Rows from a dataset

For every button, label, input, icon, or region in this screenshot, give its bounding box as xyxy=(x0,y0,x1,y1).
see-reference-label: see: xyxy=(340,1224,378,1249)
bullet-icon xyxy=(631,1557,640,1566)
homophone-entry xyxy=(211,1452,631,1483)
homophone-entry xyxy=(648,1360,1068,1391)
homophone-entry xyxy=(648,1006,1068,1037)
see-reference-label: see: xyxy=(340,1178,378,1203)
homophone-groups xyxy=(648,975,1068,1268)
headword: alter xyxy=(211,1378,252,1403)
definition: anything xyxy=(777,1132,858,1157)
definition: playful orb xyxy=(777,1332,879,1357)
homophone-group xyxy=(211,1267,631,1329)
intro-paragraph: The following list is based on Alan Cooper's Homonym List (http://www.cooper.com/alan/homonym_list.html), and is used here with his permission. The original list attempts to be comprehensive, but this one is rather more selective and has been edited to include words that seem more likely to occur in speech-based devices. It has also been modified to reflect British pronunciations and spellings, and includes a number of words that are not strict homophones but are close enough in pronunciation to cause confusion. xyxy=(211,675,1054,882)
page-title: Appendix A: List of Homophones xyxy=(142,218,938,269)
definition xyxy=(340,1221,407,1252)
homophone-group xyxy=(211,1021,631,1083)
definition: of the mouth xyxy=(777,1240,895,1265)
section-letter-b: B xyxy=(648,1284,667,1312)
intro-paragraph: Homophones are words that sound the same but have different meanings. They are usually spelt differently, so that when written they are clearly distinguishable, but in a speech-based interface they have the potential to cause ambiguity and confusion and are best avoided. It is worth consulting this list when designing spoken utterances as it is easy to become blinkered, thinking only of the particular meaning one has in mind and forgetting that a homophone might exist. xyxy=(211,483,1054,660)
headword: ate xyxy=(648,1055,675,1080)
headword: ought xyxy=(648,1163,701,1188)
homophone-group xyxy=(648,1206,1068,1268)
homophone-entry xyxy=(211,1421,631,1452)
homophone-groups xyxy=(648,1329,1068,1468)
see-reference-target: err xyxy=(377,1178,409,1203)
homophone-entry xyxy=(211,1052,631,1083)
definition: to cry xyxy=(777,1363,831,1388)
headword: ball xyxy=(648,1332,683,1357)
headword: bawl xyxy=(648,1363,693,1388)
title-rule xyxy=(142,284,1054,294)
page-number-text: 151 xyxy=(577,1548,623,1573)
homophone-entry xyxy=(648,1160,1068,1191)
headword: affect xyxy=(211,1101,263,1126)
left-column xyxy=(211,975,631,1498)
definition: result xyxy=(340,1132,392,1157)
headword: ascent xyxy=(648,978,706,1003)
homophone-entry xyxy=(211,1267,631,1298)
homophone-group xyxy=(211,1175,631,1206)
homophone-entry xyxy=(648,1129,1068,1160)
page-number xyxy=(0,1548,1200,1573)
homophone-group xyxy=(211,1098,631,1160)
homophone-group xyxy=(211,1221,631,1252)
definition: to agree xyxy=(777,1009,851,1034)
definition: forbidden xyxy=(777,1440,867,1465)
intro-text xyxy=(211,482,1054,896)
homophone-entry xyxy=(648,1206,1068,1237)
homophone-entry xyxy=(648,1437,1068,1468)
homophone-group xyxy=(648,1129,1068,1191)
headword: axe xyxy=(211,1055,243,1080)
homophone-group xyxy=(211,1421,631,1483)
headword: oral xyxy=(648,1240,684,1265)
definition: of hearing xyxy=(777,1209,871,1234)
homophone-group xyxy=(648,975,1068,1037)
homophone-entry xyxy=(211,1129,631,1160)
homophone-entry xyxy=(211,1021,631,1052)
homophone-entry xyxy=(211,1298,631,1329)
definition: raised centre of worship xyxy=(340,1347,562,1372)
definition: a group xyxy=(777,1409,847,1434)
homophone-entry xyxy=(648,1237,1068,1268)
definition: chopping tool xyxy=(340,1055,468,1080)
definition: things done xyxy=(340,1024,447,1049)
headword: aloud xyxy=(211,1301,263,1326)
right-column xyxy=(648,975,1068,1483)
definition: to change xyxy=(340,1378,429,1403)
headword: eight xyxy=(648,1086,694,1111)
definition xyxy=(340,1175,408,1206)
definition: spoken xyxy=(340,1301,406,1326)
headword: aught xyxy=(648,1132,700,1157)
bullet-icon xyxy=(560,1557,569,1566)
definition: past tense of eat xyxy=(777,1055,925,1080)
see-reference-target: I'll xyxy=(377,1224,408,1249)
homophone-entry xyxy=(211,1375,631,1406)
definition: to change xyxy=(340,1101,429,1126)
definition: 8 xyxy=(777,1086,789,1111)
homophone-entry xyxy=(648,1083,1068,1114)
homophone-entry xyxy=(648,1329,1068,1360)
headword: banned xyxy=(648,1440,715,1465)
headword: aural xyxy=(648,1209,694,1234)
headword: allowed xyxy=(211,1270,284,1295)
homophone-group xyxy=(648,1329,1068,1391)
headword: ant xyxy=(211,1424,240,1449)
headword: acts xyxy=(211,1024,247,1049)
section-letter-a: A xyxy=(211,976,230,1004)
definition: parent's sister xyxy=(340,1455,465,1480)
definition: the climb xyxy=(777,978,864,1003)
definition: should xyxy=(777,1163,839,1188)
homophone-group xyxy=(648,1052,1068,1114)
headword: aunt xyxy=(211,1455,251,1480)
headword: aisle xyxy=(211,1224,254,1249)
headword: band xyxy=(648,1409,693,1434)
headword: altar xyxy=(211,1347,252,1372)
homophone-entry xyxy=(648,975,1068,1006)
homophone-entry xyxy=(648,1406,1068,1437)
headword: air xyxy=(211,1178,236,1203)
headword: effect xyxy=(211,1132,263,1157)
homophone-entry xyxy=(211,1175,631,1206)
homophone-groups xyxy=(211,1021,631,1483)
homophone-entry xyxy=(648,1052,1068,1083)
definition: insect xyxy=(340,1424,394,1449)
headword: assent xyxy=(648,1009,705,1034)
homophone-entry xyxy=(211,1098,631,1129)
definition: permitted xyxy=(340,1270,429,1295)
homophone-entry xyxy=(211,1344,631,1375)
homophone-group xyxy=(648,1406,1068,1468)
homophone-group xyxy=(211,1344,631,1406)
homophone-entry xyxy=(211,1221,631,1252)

* [REQUIRED WORK] Update the rows from the first one through the row that contains "homophone-entry xyxy=(648,1360,1068,1391)", inclusive, so that "bullet-icon" becomes "bullet-marker" and everything else stays the same. Return only those rows.

* [OUTPUT OF THE EXERCISE]
For every button, label, input, icon, or region in this screenshot, give its bounding box as xyxy=(x0,y0,x1,y1).
see-reference-label: see: xyxy=(340,1224,378,1249)
bullet-marker xyxy=(631,1557,640,1566)
homophone-entry xyxy=(211,1452,631,1483)
homophone-entry xyxy=(648,1360,1068,1391)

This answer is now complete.